[Data records]
***

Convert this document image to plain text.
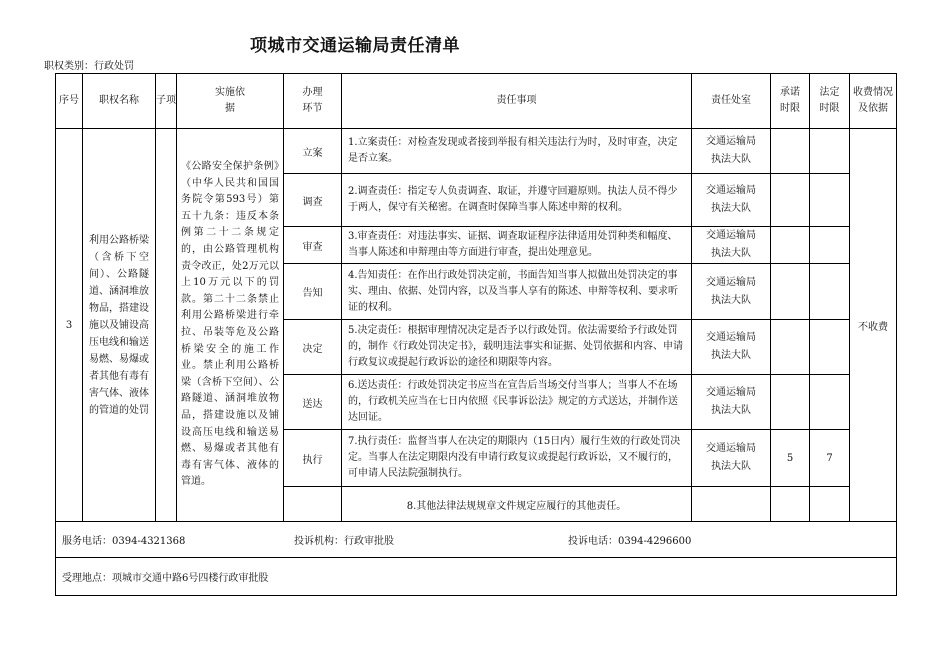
项城市交通运输局责任清单
职权类别：行政处罚
序号	职权名称	子项	实施依据	办理环节	责任事项	责任处室	承诺时限	法定时限	收费情况及依据
3	利用公路桥梁（含桥下空间）、公路隧道、涵洞堆放物品，搭建设施以及铺设高压电线和输送易燃、易爆或者其他有毒有害气体、液体的管道的处罚		《公路安全保护条例》（中华人民共和国国务院令第593号）第五十九条：违反本条例第二十二条规定的，由公路管理机构责令改正，处2万元以上10万元以下的罚款。第二十二条禁止利用公路桥梁进行牵拉、吊装等危及公路桥梁安全的施工作业。禁止利用公路桥梁（含桥下空间）、公路隧道、涵洞堆放物品，搭建设施以及铺设高压电线和输送易燃、易爆或者其他有毒有害气体、液体的管道。	立案	1.立案责任：对检查发现或者接到举报有相关违法行为时，及时审查，决定是否立案。	交通运输局执法大队			不收费
				调查	2.调查责任：指定专人负责调查、取证，并遵守回避原则。执法人员不得少于两人，保守有关秘密。在调查时保障当事人陈述申辩的权利。	交通运输局执法大队			
				审查	3.审查责任：对违法事实、证据、调查取证程序法律适用处罚种类和幅度、当事人陈述和申辩理由等方面进行审查，提出处理意见。	交通运输局执法大队			
				告知	4.告知责任：在作出行政处罚决定前，书面告知当事人拟做出处罚决定的事实、理由、依据、处罚内容，以及当事人享有的陈述、申辩等权利、要求听证的权利。	交通运输局执法大队			
				决定	5.决定责任：根据审理情况决定是否予以行政处罚。依法需要给予行政处罚的，制作《行政处罚决定书》，载明违法事实和证据、处罚依据和内容、申请行政复议或提起行政诉讼的途径和期限等内容。	交通运输局执法大队			
				送达	6.送达责任：行政处罚决定书应当在宣告后当场交付当事人；当事人不在场的，行政机关应当在七日内依照《民事诉讼法》规定的方式送达，并制作送达回证。	交通运输局执法大队			
				执行	7.执行责任：监督当事人在决定的期限内（15日内）履行生效的行政处罚决定。当事人在法定期限内没有申请行政复议或提起行政诉讼，又不履行的，可申请人民法院强制执行。	交通运输局执法大队	5	7	
					8.其他法律法规规章文件规定应履行的其他责任。				
服务电话：0394-4321368 投诉机构：行政审批股 投诉电话：0394-4296600									
受理地点：项城市交通中路6号四楼行政审批股									
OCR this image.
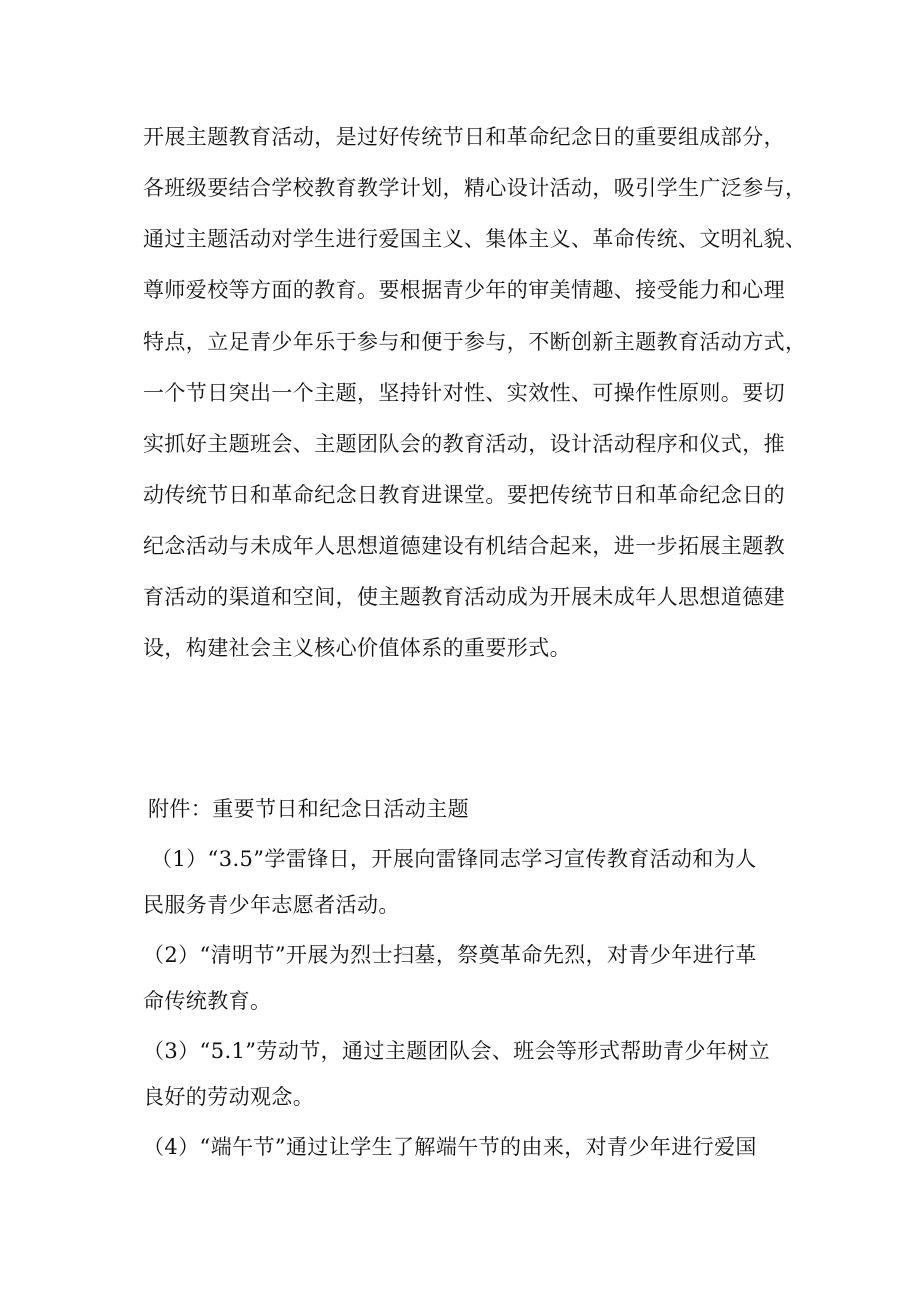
开展主题教育活动，是过好传统节日和革命纪念日的重要组成部分，
各班级要结合学校教育教学计划，精心设计活动，吸引学生广泛参与，
通过主题活动对学生进行爱国主义、集体主义、革命传统、文明礼貌、
尊师爱校等方面的教育。要根据青少年的审美情趣、接受能力和心理
特点，立足青少年乐于参与和便于参与，不断创新主题教育活动方式，
一个节日突出一个主题，坚持针对性、实效性、可操作性原则。要切
实抓好主题班会、主题团队会的教育活动，设计活动程序和仪式，推
动传统节日和革命纪念日教育进课堂。要把传统节日和革命纪念日的
纪念活动与未成年人思想道德建设有机结合起来，进一步拓展主题教
育活动的渠道和空间，使主题教育活动成为开展未成年人思想道德建
设，构建社会主义核心价值体系的重要形式。
附件：重要节日和纪念日活动主题
（1）“3.5”学雷锋日，开展向雷锋同志学习宣传教育活动和为人
民服务青少年志愿者活动。
（2）“清明节”开展为烈士扫墓，祭奠革命先烈，对青少年进行革
命传统教育。
（3）“5.1”劳动节，通过主题团队会、班会等形式帮助青少年树立
良好的劳动观念。
（4）“端午节”通过让学生了解端午节的由来，对青少年进行爱国
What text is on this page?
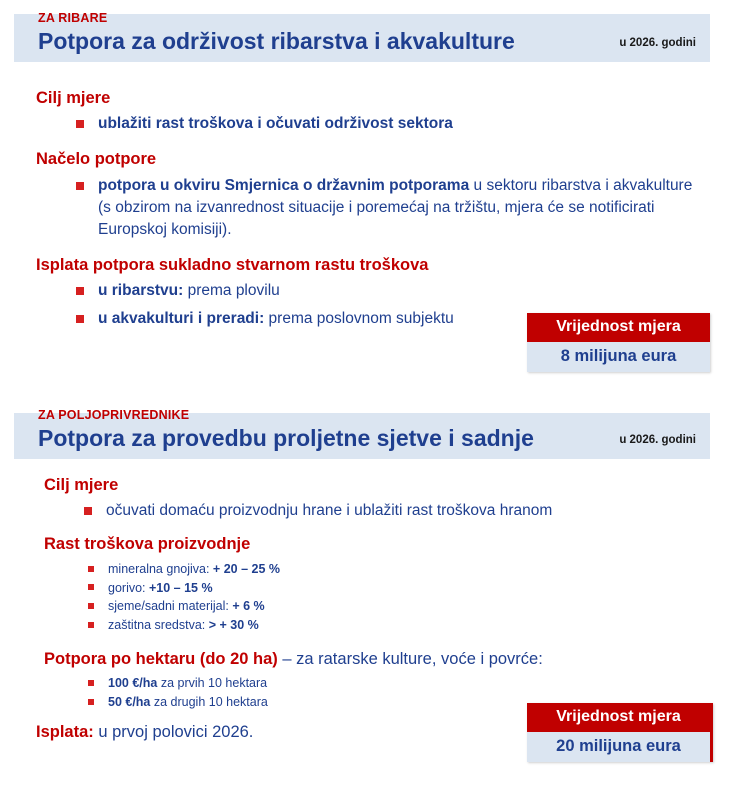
ZA RIBARE
Potpora za održivost ribarstva i akvakulture	u 2026. godini
Cilj mjere
ublažiti rast troškova i očuvati održivost sektora
Načelo potpore
potpora u okviru Smjernica o državnim potporama u sektoru ribarstva i akvakulture (s obzirom na izvanrednost situacije i poremećaj na tržištu, mjera će se notificirati Europskoj komisiji).
Isplata potpora sukladno stvarnom rastu troškova
u ribarstvu: prema plovilu
u akvakulturi i preradi: prema poslovnom subjektu	Vrijednost mjera
8 milijuna eura
ZA POLJOPRIVREDNIKE
Potpora za provedbu proljetne sjetve i sadnje	u 2026. godini
Cilj mjere
očuvati domaću proizvodnju hrane i ublažiti rast troškova hranom
Rast troškova proizvodnje
mineralna gnojiva: + 20 – 25 %
gorivo: +10 – 15 %
sjeme/sadni materijal: + 6 %
zaštitna sredstva: > + 30 %
Potpora po hektaru (do 20 ha) – za ratarske kulture, voće i povrće:
100 €/ha za prvih 10 hektara
50 €/ha za drugih 10 hektara
Isplata: u prvoj polovici 2026.
Vrijednost mjera
20 milijuna eura
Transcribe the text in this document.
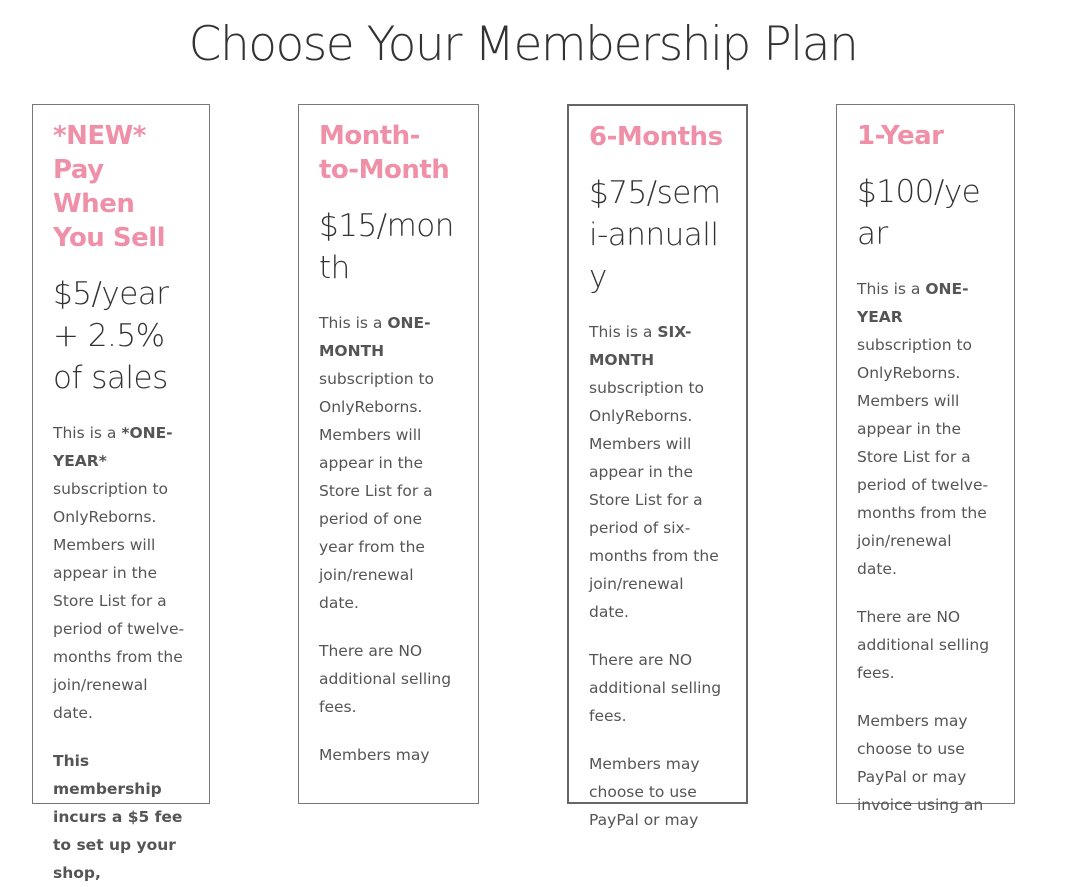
Choose Your Membership Plan
*NEW* Pay When You Sell
$5/year + 2.5% of sales

This is a *ONE-YEAR* subscription to OnlyReborns. Members will appear in the Store List for a period of twelve-months from the join/renewal date.

This membership incurs a $5 fee to set up your shop,

Month-to-Month
$15/month

This is a ONE-MONTH subscription to OnlyReborns. Members will appear in the Store List for a period of one year from the join/renewal date.

There are NO additional selling fees.

Members may

6-Months
$75/semi-annually

This is a SIX-MONTH subscription to OnlyReborns. Members will appear in the Store List for a period of six-months from the join/renewal date.

There are NO additional selling fees.

Members may choose to use PayPal or may

1-Year
$100/year

This is a ONE-YEAR subscription to OnlyReborns. Members will appear in the Store List for a period of twelve-months from the join/renewal date.

There are NO additional selling fees.

Members may choose to use PayPal or may invoice using an
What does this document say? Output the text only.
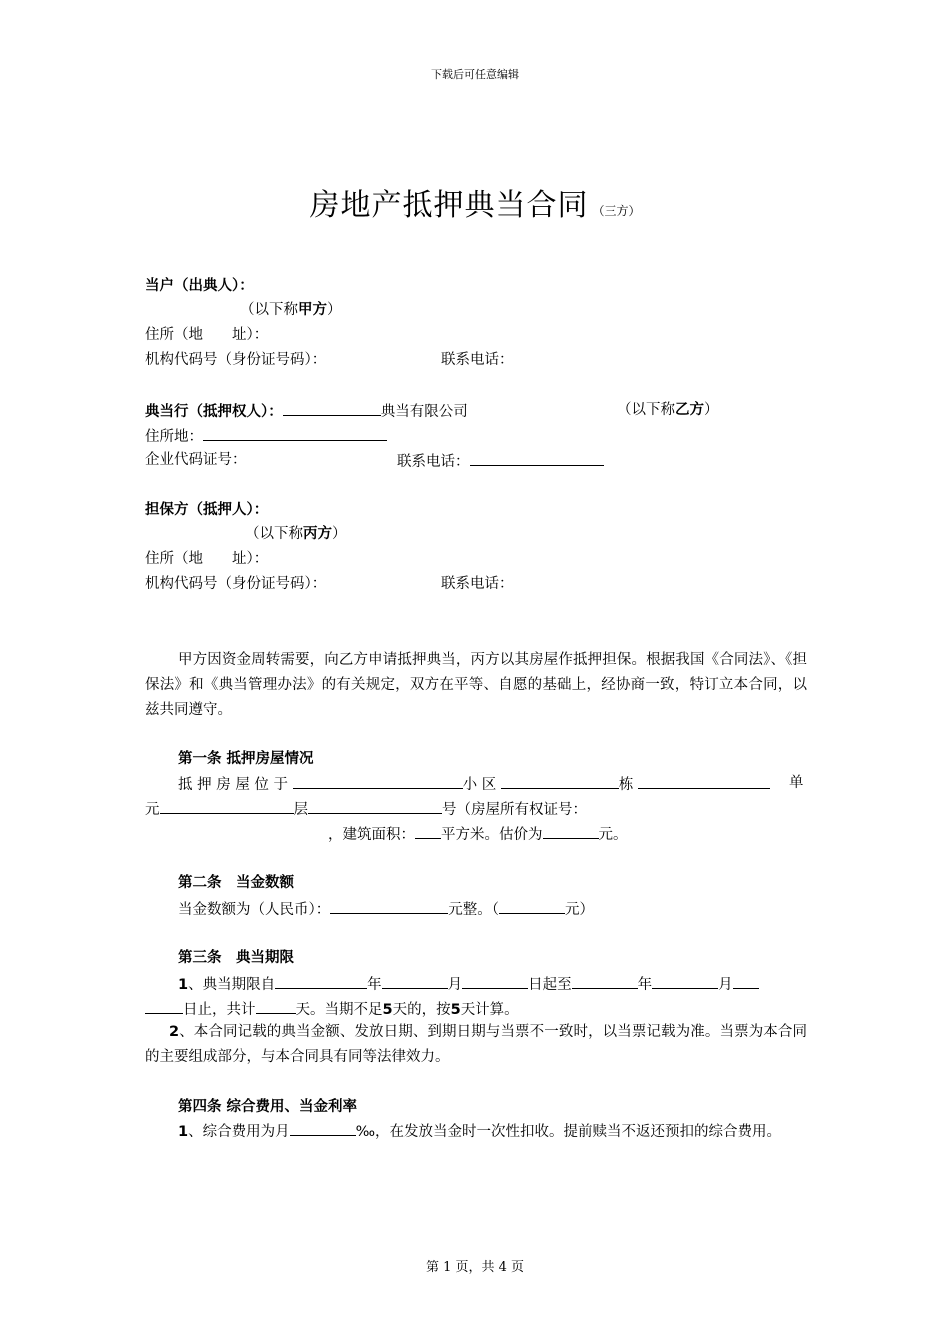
下载后可任意编辑
房地产抵押典当合同 （三方）
当户（出典人）：
（以下称甲方）
住所（地　　址）：
机构代码号（身份证号码）：	联系电话：
典当行（抵押权人）：	典当有限公司	（以下称乙方）
住所地：
企业代码证号：	联系电话：
担保方（抵押人）：
（以下称丙方）
住所（地　　址）：
机构代码号（身份证号码）：	联系电话：
甲方因资金周转需要，向乙方申请抵押典当，丙方以其房屋作抵押担保。根据我国《合同法》、《担保法》和《典当管理办法》的有关规定，双方在平等、自愿的基础上，经协商一致，特订立本合同，以兹共同遵守。
第一条 抵押房屋情况
抵 押 房 屋 位 于	小 区	栋	单
元	层	号（房屋所有权证号：
，建筑面积： 平方米。估价为	元。
第二条　当金数额
当金数额为（人民币）：	元整。（	元）
第三条　典当期限
1、典当期限自	年	月	日起至	年	月
日止，共计	天。当期不足5天的，按5天计算。
2、本合同记载的典当金额、发放日期、到期日期与当票不一致时，以当票记载为准。当票为本合同的主要组成部分，与本合同具有同等法律效力。
第四条 综合费用、当金利率
1、综合费用为月	‰，在发放当金时一次性扣收。提前赎当不返还预扣的综合费用。
第 1 页，共 4 页
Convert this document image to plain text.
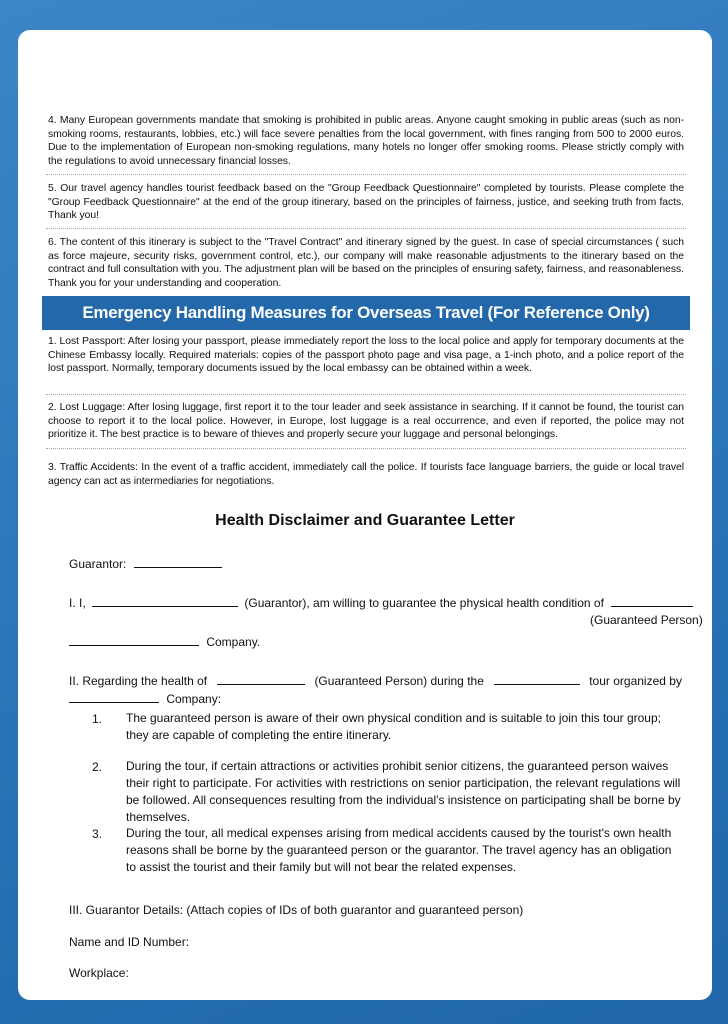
4. Many European governments mandate that smoking is prohibited in public areas. Anyone caught smoking in public areas (such as non-smoking rooms, restaurants, lobbies, etc.) will face severe penalties from the local government, with fines ranging from 500 to 2000 euros. Due to the implementation of European non-smoking regulations, many hotels no longer offer smoking rooms. Please strictly comply with the regulations to avoid unnecessary financial losses.
5. Our travel agency handles tourist feedback based on the "Group Feedback Questionnaire" completed by tourists. Please complete the "Group Feedback Questionnaire" at the end of the group itinerary, based on the principles of fairness, justice, and seeking truth from facts. Thank you!
6. The content of this itinerary is subject to the "Travel Contract" and itinerary signed by the guest. In case of special circumstances ( such as force majeure, security risks, government control, etc.), our company will make reasonable adjustments to the itinerary based on the contract and full consultation with you. The adjustment plan will be based on the principles of ensuring safety, fairness, and reasonableness. Thank you for your understanding and cooperation.
Emergency Handling Measures for Overseas Travel (For Reference Only)
1. Lost Passport: After losing your passport, please immediately report the loss to the local police and apply for temporary documents at the Chinese Embassy locally. Required materials: copies of the passport photo page and visa page, a 1-inch photo, and a police report of the lost passport. Normally, temporary documents issued by the local embassy can be obtained within a week.
2. Lost Luggage: After losing luggage, first report it to the tour leader and seek assistance in searching. If it cannot be found, the tourist can choose to report it to the local police. However, in Europe, lost luggage is a real occurrence, and even if reported, the police may not prioritize it. The best practice is to beware of thieves and properly secure your luggage and personal belongings.
3. Traffic Accidents: In the event of a traffic accident, immediately call the police. If tourists face language barriers, the guide or local travel agency can act as intermediaries for negotiations.
Health Disclaimer and Guarantee Letter
Guarantor:
I. I,	(Guarantor), am willing to guarantee the physical health condition of
(Guaranteed Person)
Company.
II. Regarding the health of	(Guaranteed Person) during the	tour organized by
Company:
1. The guaranteed person is aware of their own physical condition and is suitable to join this tour group; they are capable of completing the entire itinerary.
2. During the tour, if certain attractions or activities prohibit senior citizens, the guaranteed person waives their right to participate. For activities with restrictions on senior participation, the relevant regulations will be followed. All consequences resulting from the individual's insistence on participating shall be borne by themselves.
3. During the tour, all medical expenses arising from medical accidents caused by the tourist's own health reasons shall be borne by the guaranteed person or the guarantor. The travel agency has an obligation to assist the tourist and their family but will not bear the related expenses.
III. Guarantor Details: (Attach copies of IDs of both guarantor and guaranteed person)
Name and ID Number:
Workplace:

***

TASK STATEMENT
Locate the string "交通运输局执法大队" in the listing above and copy every line where it occurs.

TASK ANSWER
3	利用公路桥梁（含桥下空间）、公路隧道、涵洞堆放物品，搭建设施以及铺设高压电线和输送易燃、易爆或者其他有毒有害气体、液体的管道的处罚		《公路安全保护条例》（中华人民共和国国务院令第593号）第五十九条：违反本条例第二十二条规定的，由公路管理机构责令改正，处2万元以上10万元以下的罚款。第二十二条禁止利用公路桥梁进行牵拉、吊装等危及公路桥梁安全的施工作业。禁止利用公路桥梁（含桥下空间）、公路隧道、涵洞堆放物品，搭建设施以及铺设高压电线和输送易燃、易爆或者其他有毒有害气体、液体的管道。	立案	1.立案责任：对检查发现或者接到举报有相关违法行为时，及时审查，决定是否立案。	交通运输局执法大队			不收费
				调查	2.调查责任：指定专人负责调查、取证，并遵守回避原则。执法人员不得少于两人，保守有关秘密。在调查时保障当事人陈述申辩的权利。	交通运输局执法大队			
				审查	3.审查责任：对违法事实、证据、调查取证程序法律适用处罚种类和幅度、当事人陈述和申辩理由等方面进行审查，提出处理意见。	交通运输局执法大队			
				告知	4.告知责任：在作出行政处罚决定前，书面告知当事人拟做出处罚决定的事实、理由、依据、处罚内容，以及当事人享有的陈述、申辩等权利、要求听证的权利。	交通运输局执法大队			
				决定	5.决定责任：根据审理情况决定是否予以行政处罚。依法需要给予行政处罚的，制作《行政处罚决定书》，载明违法事实和证据、处罚依据和内容、申请行政复议或提起行政诉讼的途径和期限等内容。	交通运输局执法大队			
				送达	6.送达责任：行政处罚决定书应当在宣告后当场交付当事人；当事人不在场的，行政机关应当在七日内依照《民事诉讼法》规定的方式送达，并制作送达回证。	交通运输局执法大队			
				执行	7.执行责任：监督当事人在决定的期限内（15日内）履行生效的行政处罚决定。当事人在法定期限内没有申请行政复议或提起行政诉讼，又不履行的，可申请人民法院强制执行。	交通运输局执法大队	5	7	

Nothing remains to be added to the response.